**To be done**
Give back the whole listing exactly as shown.

**Given data**
◆ ◆ ◆ ◆ ◆ ◆ ◆

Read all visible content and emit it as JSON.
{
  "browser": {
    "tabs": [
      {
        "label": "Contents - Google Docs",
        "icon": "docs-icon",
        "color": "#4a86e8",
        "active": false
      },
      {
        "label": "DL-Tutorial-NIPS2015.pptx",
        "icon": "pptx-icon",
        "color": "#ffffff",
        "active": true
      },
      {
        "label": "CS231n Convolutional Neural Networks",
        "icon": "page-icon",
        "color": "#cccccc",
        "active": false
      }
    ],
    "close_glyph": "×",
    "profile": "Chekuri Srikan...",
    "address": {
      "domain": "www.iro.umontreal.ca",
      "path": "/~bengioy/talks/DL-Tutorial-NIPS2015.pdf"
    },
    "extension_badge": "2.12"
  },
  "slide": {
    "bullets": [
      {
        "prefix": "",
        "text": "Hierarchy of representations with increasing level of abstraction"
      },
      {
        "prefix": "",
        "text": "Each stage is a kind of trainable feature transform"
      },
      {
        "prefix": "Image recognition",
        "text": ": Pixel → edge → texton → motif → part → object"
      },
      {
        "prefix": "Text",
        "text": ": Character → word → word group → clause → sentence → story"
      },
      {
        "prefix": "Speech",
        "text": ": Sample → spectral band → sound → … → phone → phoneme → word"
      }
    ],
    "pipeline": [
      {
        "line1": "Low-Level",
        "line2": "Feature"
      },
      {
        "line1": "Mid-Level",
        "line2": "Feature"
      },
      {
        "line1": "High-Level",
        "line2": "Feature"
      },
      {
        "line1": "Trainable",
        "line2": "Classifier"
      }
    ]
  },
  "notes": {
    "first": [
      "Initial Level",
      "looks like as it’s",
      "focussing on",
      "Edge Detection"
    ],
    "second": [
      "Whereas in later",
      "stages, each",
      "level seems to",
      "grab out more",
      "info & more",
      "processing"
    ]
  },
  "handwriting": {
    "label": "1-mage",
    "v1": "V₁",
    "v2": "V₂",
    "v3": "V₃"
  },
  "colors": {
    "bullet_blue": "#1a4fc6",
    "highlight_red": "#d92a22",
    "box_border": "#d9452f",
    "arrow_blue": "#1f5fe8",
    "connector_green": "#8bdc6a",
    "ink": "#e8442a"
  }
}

◆ ◆ ◆ ◆ ◆ ◆ ◆

**The completed task**
Read all visible content and emit it as JSON.
{
  "browser": {
    "tabs": [
      {
        "label": "Contents - Google Docs",
        "icon": "docs-icon",
        "color": "#4a86e8",
        "active": false
      },
      {
        "label": "DL-Tutorial-NIPS2015.pptx",
        "icon": "pptx-icon",
        "color": "#ffffff",
        "active": true
      },
      {
        "label": "CS231n Convolutional Neural Networks",
        "icon": "page-icon",
        "color": "#cccccc",
        "active": false
      }
    ],
    "close_glyph": "×",
    "profile": "Chekuri Srikan...",
    "address": {
      "domain": "www.iro.umontreal.ca",
      "path": "/~bengioy/talks/DL-Tutorial-NIPS2015.pdf"
    },
    "extension_badge": "2.12"
  },
  "slide": {
    "bullets": [
      {
        "prefix": "",
        "text": "Hierarchy of representations with increasing level of abstraction"
      },
      {
        "prefix": "",
        "text": "Each stage is a kind of trainable feature transform"
      },
      {
        "prefix": "Image recognition",
        "text": ": Pixel → edge → texton → motif → part → object"
      },
      {
        "prefix": "Text",
        "text": ": Character → word → word group → clause → sentence → story"
      },
      {
        "prefix": "Speech",
        "text": ": Sample → spectral band → sound → … → phone → phoneme → word"
      }
    ],
    "pipeline": [
      {
        "line1": "Low-Level",
        "line2": "Feature"
      },
      {
        "line1": "Mid-Level",
        "line2": "Feature"
      },
      {
        "line1": "High-Level",
        "line2": "Feature"
      },
      {
        "line1": "Trainable",
        "line2": "Classifier"
      }
    ]
  },
  "notes": {
    "first": [
      "Initial Level",
      "looks like as it’s",
      "focussing on",
      "Edge Detection"
    ],
    "second": [
      "Whereas in later",
      "stages, each",
      "level seems to",
      "grab out more",
      "info & more",
      "processing"
    ]
  },
  "handwriting": {
    "label": "1-mage",
    "v1": "V₁",
    "v2": "V₂",
    "v3": "V₃"
  },
  "colors": {
    "bullet_blue": "#1a4fc6",
    "highlight_red": "#d92a22",
    "box_border": "#d9452f",
    "arrow_blue": "#1f5fe8",
    "connector_green": "#8bdc6a",
    "ink": "#e8442a"
  }
}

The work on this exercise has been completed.